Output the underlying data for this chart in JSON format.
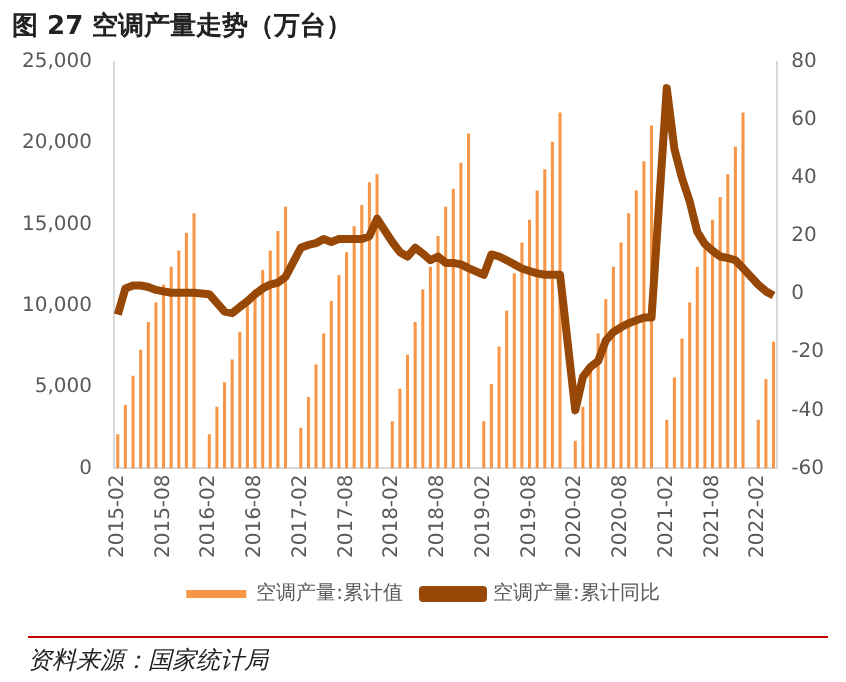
{
  "chart_data": {
    "type": "bar",
    "title": "图 27 空调产量走势（万台）",
    "categories": [
      "2015-02",
      null,
      null,
      null,
      null,
      null,
      "2015-08",
      null,
      null,
      null,
      null,
      null,
      "2016-02",
      null,
      null,
      null,
      null,
      null,
      "2016-08",
      null,
      null,
      null,
      null,
      null,
      "2017-02",
      null,
      null,
      null,
      null,
      null,
      "2017-08",
      null,
      null,
      null,
      null,
      null,
      "2018-02",
      null,
      null,
      null,
      null,
      null,
      "2018-08",
      null,
      null,
      null,
      null,
      null,
      "2019-02",
      null,
      null,
      null,
      null,
      null,
      "2019-08",
      null,
      null,
      null,
      null,
      null,
      "2020-02",
      null,
      null,
      null,
      null,
      null,
      "2020-08",
      null,
      null,
      null,
      null,
      null,
      "2021-02",
      null,
      null,
      null,
      null,
      null,
      "2021-08",
      null,
      null,
      null,
      null,
      null,
      "2022-02",
      null,
      null
    ],
    "series": [
      {
        "name": "空调产量:累计值",
        "axis": "y",
        "color": "#f79646",
        "values": [
          2100,
          3900,
          5700,
          7300,
          9000,
          10200,
          11300,
          12400,
          13400,
          14500,
          15700,
          null,
          2100,
          3800,
          5300,
          6700,
          8400,
          10000,
          11000,
          12200,
          13400,
          14600,
          16100,
          null,
          2500,
          4400,
          6400,
          8300,
          10300,
          11900,
          13300,
          14900,
          16200,
          17600,
          18100,
          null,
          2900,
          4900,
          7000,
          9000,
          11000,
          12400,
          14300,
          16100,
          17200,
          18800,
          20600,
          null,
          2900,
          5200,
          7500,
          9700,
          12000,
          13900,
          15300,
          17100,
          18400,
          20100,
          21900,
          null,
          1700,
          3800,
          6000,
          8300,
          10400,
          12400,
          13900,
          15700,
          17100,
          18900,
          21100,
          null,
          3000,
          5600,
          8000,
          10200,
          12400,
          13700,
          15300,
          16700,
          18100,
          19800,
          21900,
          null,
          3000,
          5500,
          7800
        ]
      },
      {
        "name": "空调产量:累计同比",
        "type": "line",
        "axis": "y2",
        "color": "#974706",
        "values": [
          -7,
          2,
          3,
          3,
          2.5,
          1.5,
          1,
          0.5,
          0.5,
          0.5,
          0.5,
          null,
          0,
          -3,
          -6,
          -6.5,
          -4.4,
          -2.4,
          0,
          2,
          3.3,
          4,
          6,
          null,
          16,
          17,
          17.6,
          19,
          18,
          19,
          19,
          19,
          19,
          20,
          26,
          null,
          18,
          14.5,
          13,
          16,
          14,
          11.7,
          13,
          10.8,
          10.8,
          10.3,
          9,
          null,
          6.7,
          13.7,
          13,
          11.7,
          10.3,
          8.9,
          8,
          7.2,
          6.7,
          6.7,
          6.7,
          null,
          -40,
          -28.5,
          -25,
          -23,
          -16,
          -13,
          -11.4,
          -10,
          -9,
          -8,
          -8,
          null,
          71,
          50,
          40,
          32,
          21.5,
          17.3,
          15,
          13,
          12.5,
          11.7,
          9,
          null,
          3.3,
          1,
          -0.4
        ]
      }
    ],
    "ylim": [
      0,
      25000
    ],
    "yticks": [
      {
        "value": 0,
        "label": "0"
      },
      {
        "value": 5000,
        "label": "5,000"
      },
      {
        "value": 10000,
        "label": "10,000"
      },
      {
        "value": 15000,
        "label": "15,000"
      },
      {
        "value": 20000,
        "label": "20,000"
      },
      {
        "value": 25000,
        "label": "25,000"
      }
    ],
    "y2lim": [
      -60,
      80
    ],
    "y2ticks": [
      -60,
      -40,
      -20,
      0,
      20,
      40,
      60,
      80
    ],
    "grid": false,
    "legend": "bottom",
    "annotations": [
      "资料来源：国家统计局"
    ]
  }
}
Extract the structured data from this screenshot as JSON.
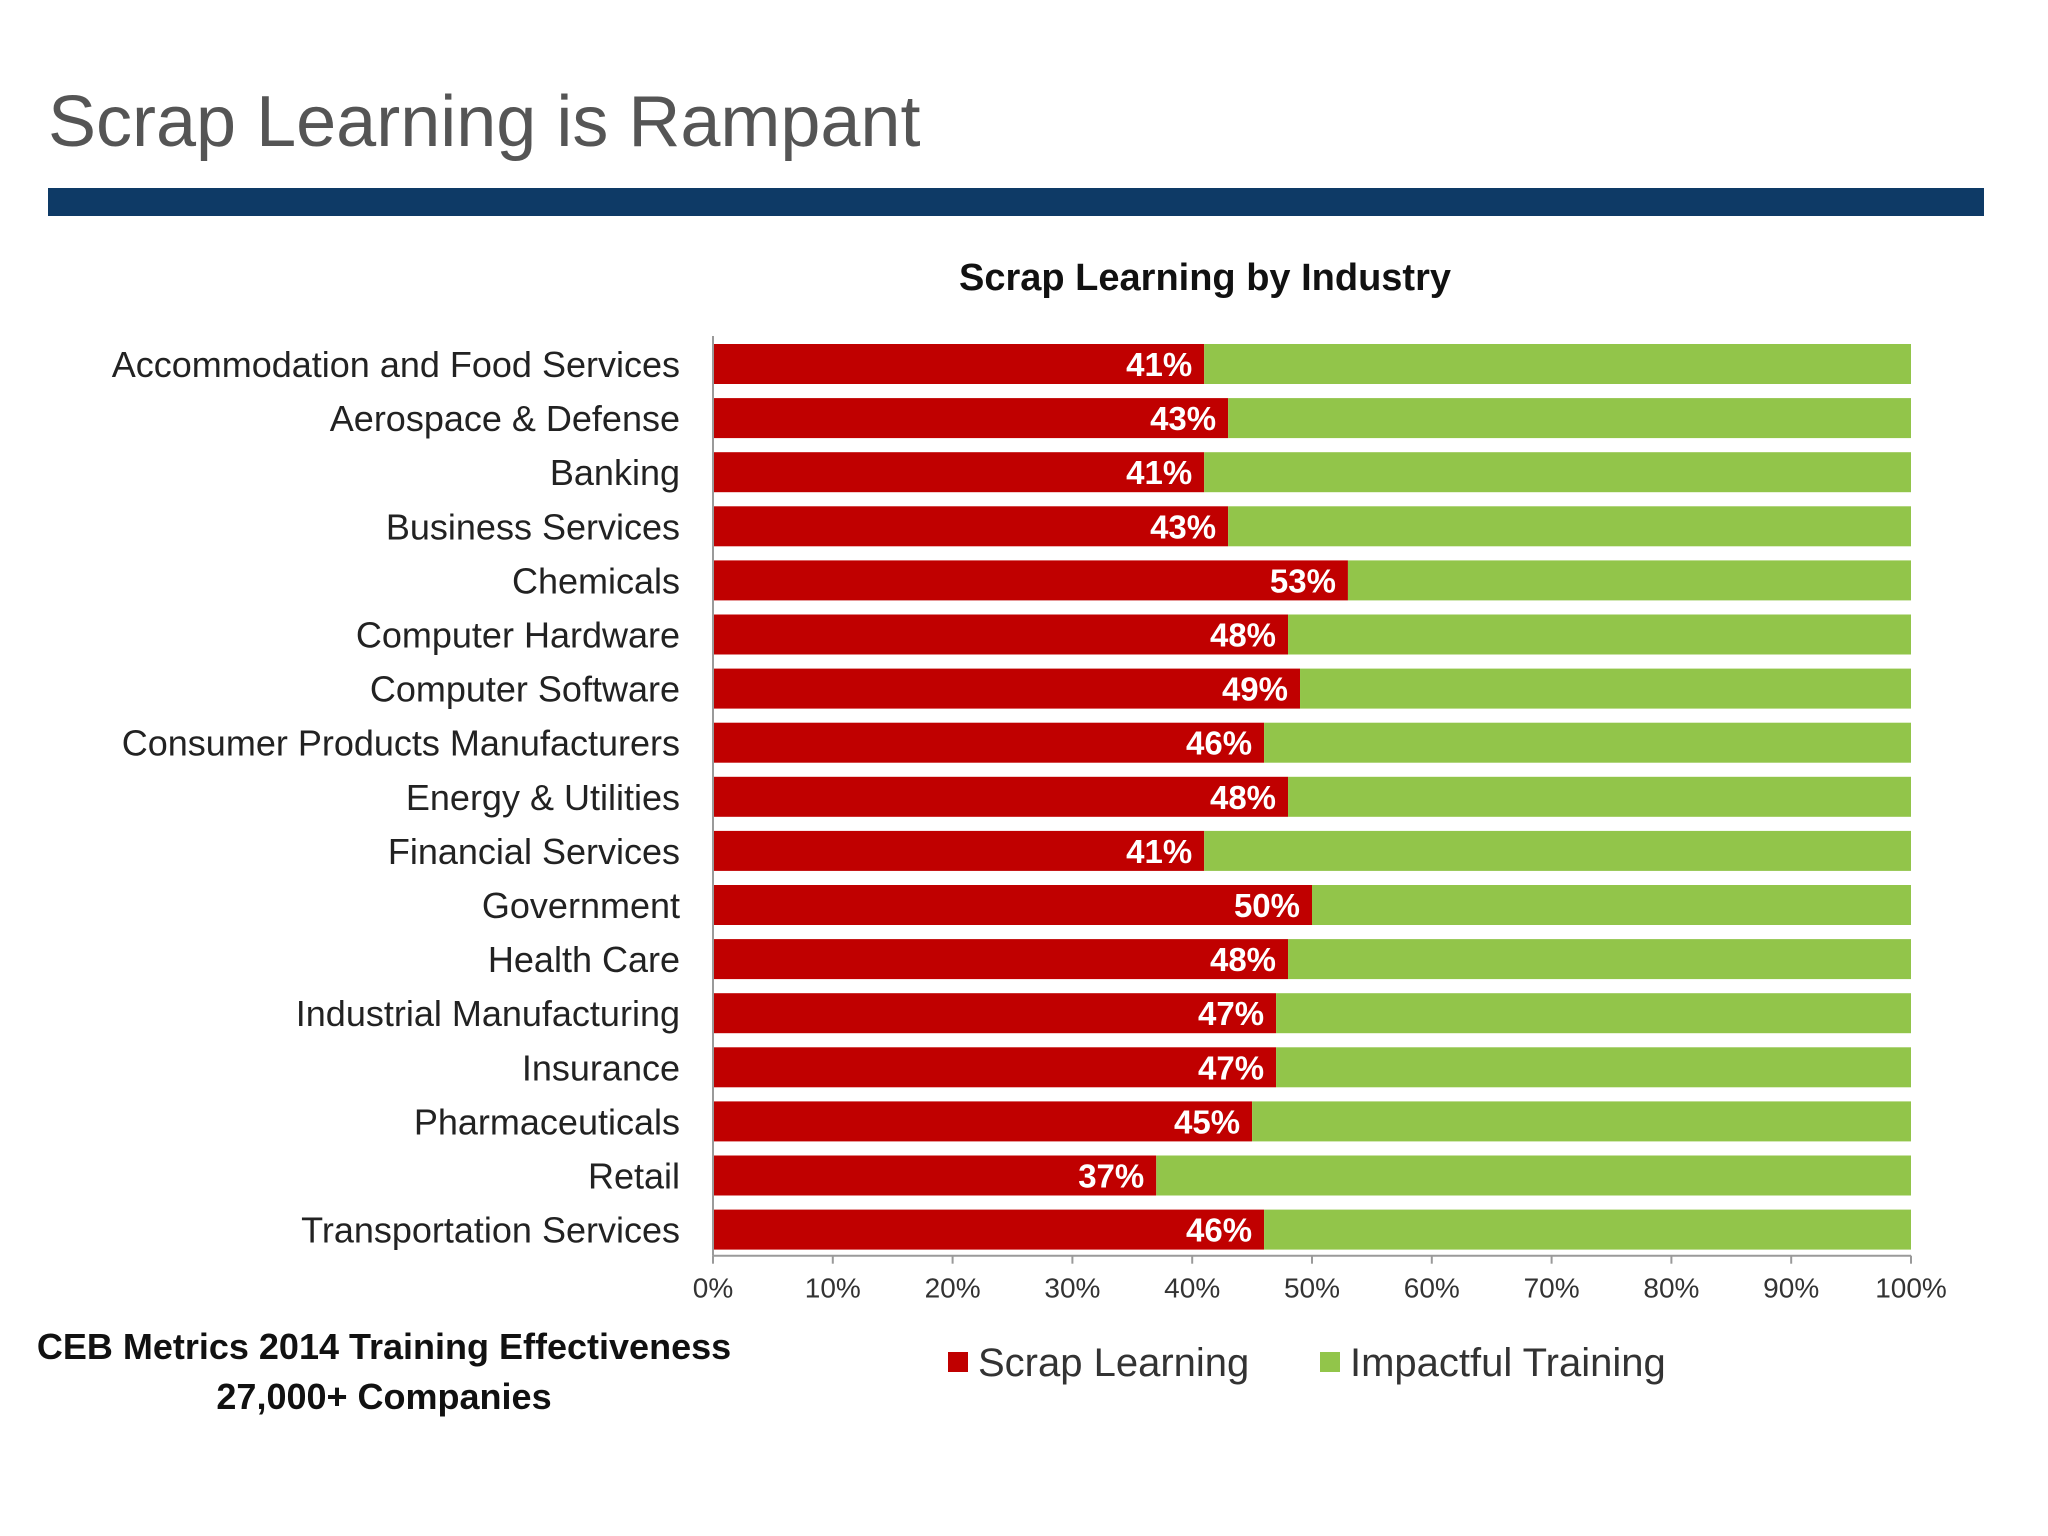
{
  "slide": {
    "title": "Scrap Learning is Rampant",
    "rule_color": "#0E3A66"
  },
  "source": {
    "line1": "CEB Metrics 2014 Training Effectiveness",
    "line2": "27,000+  Companies"
  },
  "chart_data": {
    "type": "bar",
    "orientation": "horizontal",
    "stacked": true,
    "title": "Scrap Learning by Industry",
    "xlabel": "",
    "ylabel": "",
    "xlim": [
      0,
      100
    ],
    "x_ticks": [
      "0%",
      "10%",
      "20%",
      "30%",
      "40%",
      "50%",
      "60%",
      "70%",
      "80%",
      "90%",
      "100%"
    ],
    "grid": false,
    "legend_position": "bottom",
    "categories": [
      "Accommodation and Food Services",
      "Aerospace & Defense",
      "Banking",
      "Business Services",
      "Chemicals",
      "Computer Hardware",
      "Computer Software",
      "Consumer Products Manufacturers",
      "Energy & Utilities",
      "Financial Services",
      "Government",
      "Health Care",
      "Industrial Manufacturing",
      "Insurance",
      "Pharmaceuticals",
      "Retail",
      "Transportation Services"
    ],
    "series": [
      {
        "name": "Scrap Learning",
        "color": "#C00000",
        "values": [
          41,
          43,
          41,
          43,
          53,
          48,
          49,
          46,
          48,
          41,
          50,
          48,
          47,
          47,
          45,
          37,
          46
        ],
        "data_labels": [
          "41%",
          "43%",
          "41%",
          "43%",
          "53%",
          "48%",
          "49%",
          "46%",
          "48%",
          "41%",
          "50%",
          "48%",
          "47%",
          "47%",
          "45%",
          "37%",
          "46%"
        ]
      },
      {
        "name": "Impactful Training",
        "color": "#92C54A",
        "values": [
          59,
          57,
          59,
          57,
          47,
          52,
          51,
          54,
          52,
          59,
          50,
          52,
          53,
          53,
          55,
          63,
          54
        ]
      }
    ]
  }
}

## STATED TASK
Excluding the pictures, restate the records above word for word.

## SOLUTION BELOW
Output the underlying data for this chart in JSON format.
{
  "chart_data": {
    "type": "bar",
    "title": "图 27 空调产量走势（万台）",
    "categories": [
      "2015-02",
      null,
      null,
      null,
      null,
      null,
      "2015-08",
      null,
      null,
      null,
      null,
      null,
      "2016-02",
      null,
      null,
      null,
      null,
      null,
      "2016-08",
      null,
      null,
      null,
      null,
      null,
      "2017-02",
      null,
      null,
      null,
      null,
      null,
      "2017-08",
      null,
      null,
      null,
      null,
      null,
      "2018-02",
      null,
      null,
      null,
      null,
      null,
      "2018-08",
      null,
      null,
      null,
      null,
      null,
      "2019-02",
      null,
      null,
      null,
      null,
      null,
      "2019-08",
      null,
      null,
      null,
      null,
      null,
      "2020-02",
      null,
      null,
      null,
      null,
      null,
      "2020-08",
      null,
      null,
      null,
      null,
      null,
      "2021-02",
      null,
      null,
      null,
      null,
      null,
      "2021-08",
      null,
      null,
      null,
      null,
      null,
      "2022-02",
      null,
      null
    ],
    "series": [
      {
        "name": "空调产量:累计值",
        "axis": "y",
        "color": "#f79646",
        "values": [
          2100,
          3900,
          5700,
          7300,
          9000,
          10200,
          11300,
          12400,
          13400,
          14500,
          15700,
          null,
          2100,
          3800,
          5300,
          6700,
          8400,
          10000,
          11000,
          12200,
          13400,
          14600,
          16100,
          null,
          2500,
          4400,
          6400,
          8300,
          10300,
          11900,
          13300,
          14900,
          16200,
          17600,
          18100,
          null,
          2900,
          4900,
          7000,
          9000,
          11000,
          12400,
          14300,
          16100,
          17200,
          18800,
          20600,
          null,
          2900,
          5200,
          7500,
          9700,
          12000,
          13900,
          15300,
          17100,
          18400,
          20100,
          21900,
          null,
          1700,
          3800,
          6000,
          8300,
          10400,
          12400,
          13900,
          15700,
          17100,
          18900,
          21100,
          null,
          3000,
          5600,
          8000,
          10200,
          12400,
          13700,
          15300,
          16700,
          18100,
          19800,
          21900,
          null,
          3000,
          5500,
          7800
        ]
      },
      {
        "name": "空调产量:累计同比",
        "type": "line",
        "axis": "y2",
        "color": "#974706",
        "values": [
          -7,
          2,
          3,
          3,
          2.5,
          1.5,
          1,
          0.5,
          0.5,
          0.5,
          0.5,
          null,
          0,
          -3,
          -6,
          -6.5,
          -4.4,
          -2.4,
          0,
          2,
          3.3,
          4,
          6,
          null,
          16,
          17,
          17.6,
          19,
          18,
          19,
          19,
          19,
          19,
          20,
          26,
          null,
          18,
          14.5,
          13,
          16,
          14,
          11.7,
          13,
          10.8,
          10.8,
          10.3,
          9,
          null,
          6.7,
          13.7,
          13,
          11.7,
          10.3,
          8.9,
          8,
          7.2,
          6.7,
          6.7,
          6.7,
          null,
          -40,
          -28.5,
          -25,
          -23,
          -16,
          -13,
          -11.4,
          -10,
          -9,
          -8,
          -8,
          null,
          71,
          50,
          40,
          32,
          21.5,
          17.3,
          15,
          13,
          12.5,
          11.7,
          9,
          null,
          3.3,
          1,
          -0.4
        ]
      }
    ],
    "ylim": [
      0,
      25000
    ],
    "yticks": [
      {
        "value": 0,
        "label": "0"
      },
      {
        "value": 5000,
        "label": "5,000"
      },
      {
        "value": 10000,
        "label": "10,000"
      },
      {
        "value": 15000,
        "label": "15,000"
      },
      {
        "value": 20000,
        "label": "20,000"
      },
      {
        "value": 25000,
        "label": "25,000"
      }
    ],
    "y2lim": [
      -60,
      80
    ],
    "y2ticks": [
      -60,
      -40,
      -20,
      0,
      20,
      40,
      60,
      80
    ],
    "grid": false,
    "legend": "bottom",
    "annotations": [
      "资料来源：国家统计局"
    ]
  }
}
Extract the structured data from this screenshot as JSON.
{
  "slide": {
    "title": "Scrap Learning is Rampant",
    "rule_color": "#0E3A66"
  },
  "source": {
    "line1": "CEB Metrics 2014 Training Effectiveness",
    "line2": "27,000+  Companies"
  },
  "chart_data": {
    "type": "bar",
    "orientation": "horizontal",
    "stacked": true,
    "title": "Scrap Learning by Industry",
    "xlabel": "",
    "ylabel": "",
    "xlim": [
      0,
      100
    ],
    "x_ticks": [
      "0%",
      "10%",
      "20%",
      "30%",
      "40%",
      "50%",
      "60%",
      "70%",
      "80%",
      "90%",
      "100%"
    ],
    "grid": false,
    "legend_position": "bottom",
    "categories": [
      "Accommodation and Food Services",
      "Aerospace & Defense",
      "Banking",
      "Business Services",
      "Chemicals",
      "Computer Hardware",
      "Computer Software",
      "Consumer Products Manufacturers",
      "Energy & Utilities",
      "Financial Services",
      "Government",
      "Health Care",
      "Industrial Manufacturing",
      "Insurance",
      "Pharmaceuticals",
      "Retail",
      "Transportation Services"
    ],
    "series": [
      {
        "name": "Scrap Learning",
        "color": "#C00000",
        "values": [
          41,
          43,
          41,
          43,
          53,
          48,
          49,
          46,
          48,
          41,
          50,
          48,
          47,
          47,
          45,
          37,
          46
        ],
        "data_labels": [
          "41%",
          "43%",
          "41%",
          "43%",
          "53%",
          "48%",
          "49%",
          "46%",
          "48%",
          "41%",
          "50%",
          "48%",
          "47%",
          "47%",
          "45%",
          "37%",
          "46%"
        ]
      },
      {
        "name": "Impactful Training",
        "color": "#92C54A",
        "values": [
          59,
          57,
          59,
          57,
          47,
          52,
          51,
          54,
          52,
          59,
          50,
          52,
          53,
          53,
          55,
          63,
          54
        ]
      }
    ]
  }
}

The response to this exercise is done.